** BEGIN Record list **
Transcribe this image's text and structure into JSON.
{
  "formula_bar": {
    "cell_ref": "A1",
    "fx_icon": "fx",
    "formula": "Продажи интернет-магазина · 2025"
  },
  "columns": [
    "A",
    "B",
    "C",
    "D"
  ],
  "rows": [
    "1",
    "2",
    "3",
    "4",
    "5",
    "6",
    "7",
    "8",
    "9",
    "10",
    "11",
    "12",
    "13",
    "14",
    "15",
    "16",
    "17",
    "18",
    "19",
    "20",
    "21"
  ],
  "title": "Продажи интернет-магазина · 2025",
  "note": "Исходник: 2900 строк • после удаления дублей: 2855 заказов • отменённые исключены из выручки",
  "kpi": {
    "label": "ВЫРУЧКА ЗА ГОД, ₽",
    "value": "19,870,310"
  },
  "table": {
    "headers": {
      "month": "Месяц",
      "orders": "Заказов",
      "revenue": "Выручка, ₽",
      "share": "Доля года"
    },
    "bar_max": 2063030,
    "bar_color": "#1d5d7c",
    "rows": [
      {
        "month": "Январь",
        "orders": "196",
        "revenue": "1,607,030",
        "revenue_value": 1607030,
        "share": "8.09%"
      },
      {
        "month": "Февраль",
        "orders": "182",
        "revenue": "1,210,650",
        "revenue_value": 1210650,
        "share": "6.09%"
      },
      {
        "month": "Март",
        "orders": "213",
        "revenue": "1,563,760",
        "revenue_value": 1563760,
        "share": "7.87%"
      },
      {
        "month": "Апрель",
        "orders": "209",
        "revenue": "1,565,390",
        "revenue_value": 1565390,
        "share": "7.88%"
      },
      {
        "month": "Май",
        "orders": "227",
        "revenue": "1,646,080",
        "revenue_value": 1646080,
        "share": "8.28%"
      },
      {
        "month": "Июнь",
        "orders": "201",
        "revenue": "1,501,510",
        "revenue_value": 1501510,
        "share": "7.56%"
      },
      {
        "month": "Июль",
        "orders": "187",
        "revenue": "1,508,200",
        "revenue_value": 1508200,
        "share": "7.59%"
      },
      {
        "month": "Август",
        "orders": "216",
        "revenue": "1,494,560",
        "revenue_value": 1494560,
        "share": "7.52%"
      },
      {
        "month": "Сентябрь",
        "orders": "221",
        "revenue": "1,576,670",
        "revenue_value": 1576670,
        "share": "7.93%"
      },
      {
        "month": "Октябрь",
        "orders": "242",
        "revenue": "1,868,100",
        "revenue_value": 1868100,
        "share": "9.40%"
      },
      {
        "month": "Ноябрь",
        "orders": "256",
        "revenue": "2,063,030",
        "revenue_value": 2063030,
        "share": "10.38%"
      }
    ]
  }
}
** END Record list **
The request
Make an exact copy of every line in the data.

Task response
Transcribe this image's text and structure into JSON.
{
  "formula_bar": {
    "cell_ref": "A1",
    "fx_icon": "fx",
    "formula": "Продажи интернет-магазина · 2025"
  },
  "columns": [
    "A",
    "B",
    "C",
    "D"
  ],
  "rows": [
    "1",
    "2",
    "3",
    "4",
    "5",
    "6",
    "7",
    "8",
    "9",
    "10",
    "11",
    "12",
    "13",
    "14",
    "15",
    "16",
    "17",
    "18",
    "19",
    "20",
    "21"
  ],
  "title": "Продажи интернет-магазина · 2025",
  "note": "Исходник: 2900 строк • после удаления дублей: 2855 заказов • отменённые исключены из выручки",
  "kpi": {
    "label": "ВЫРУЧКА ЗА ГОД, ₽",
    "value": "19,870,310"
  },
  "table": {
    "headers": {
      "month": "Месяц",
      "orders": "Заказов",
      "revenue": "Выручка, ₽",
      "share": "Доля года"
    },
    "bar_max": 2063030,
    "bar_color": "#1d5d7c",
    "rows": [
      {
        "month": "Январь",
        "orders": "196",
        "revenue": "1,607,030",
        "revenue_value": 1607030,
        "share": "8.09%"
      },
      {
        "month": "Февраль",
        "orders": "182",
        "revenue": "1,210,650",
        "revenue_value": 1210650,
        "share": "6.09%"
      },
      {
        "month": "Март",
        "orders": "213",
        "revenue": "1,563,760",
        "revenue_value": 1563760,
        "share": "7.87%"
      },
      {
        "month": "Апрель",
        "orders": "209",
        "revenue": "1,565,390",
        "revenue_value": 1565390,
        "share": "7.88%"
      },
      {
        "month": "Май",
        "orders": "227",
        "revenue": "1,646,080",
        "revenue_value": 1646080,
        "share": "8.28%"
      },
      {
        "month": "Июнь",
        "orders": "201",
        "revenue": "1,501,510",
        "revenue_value": 1501510,
        "share": "7.56%"
      },
      {
        "month": "Июль",
        "orders": "187",
        "revenue": "1,508,200",
        "revenue_value": 1508200,
        "share": "7.59%"
      },
      {
        "month": "Август",
        "orders": "216",
        "revenue": "1,494,560",
        "revenue_value": 1494560,
        "share": "7.52%"
      },
      {
        "month": "Сентябрь",
        "orders": "221",
        "revenue": "1,576,670",
        "revenue_value": 1576670,
        "share": "7.93%"
      },
      {
        "month": "Октябрь",
        "orders": "242",
        "revenue": "1,868,100",
        "revenue_value": 1868100,
        "share": "9.40%"
      },
      {
        "month": "Ноябрь",
        "orders": "256",
        "revenue": "2,063,030",
        "revenue_value": 2063030,
        "share": "10.38%"
      }
    ]
  }
}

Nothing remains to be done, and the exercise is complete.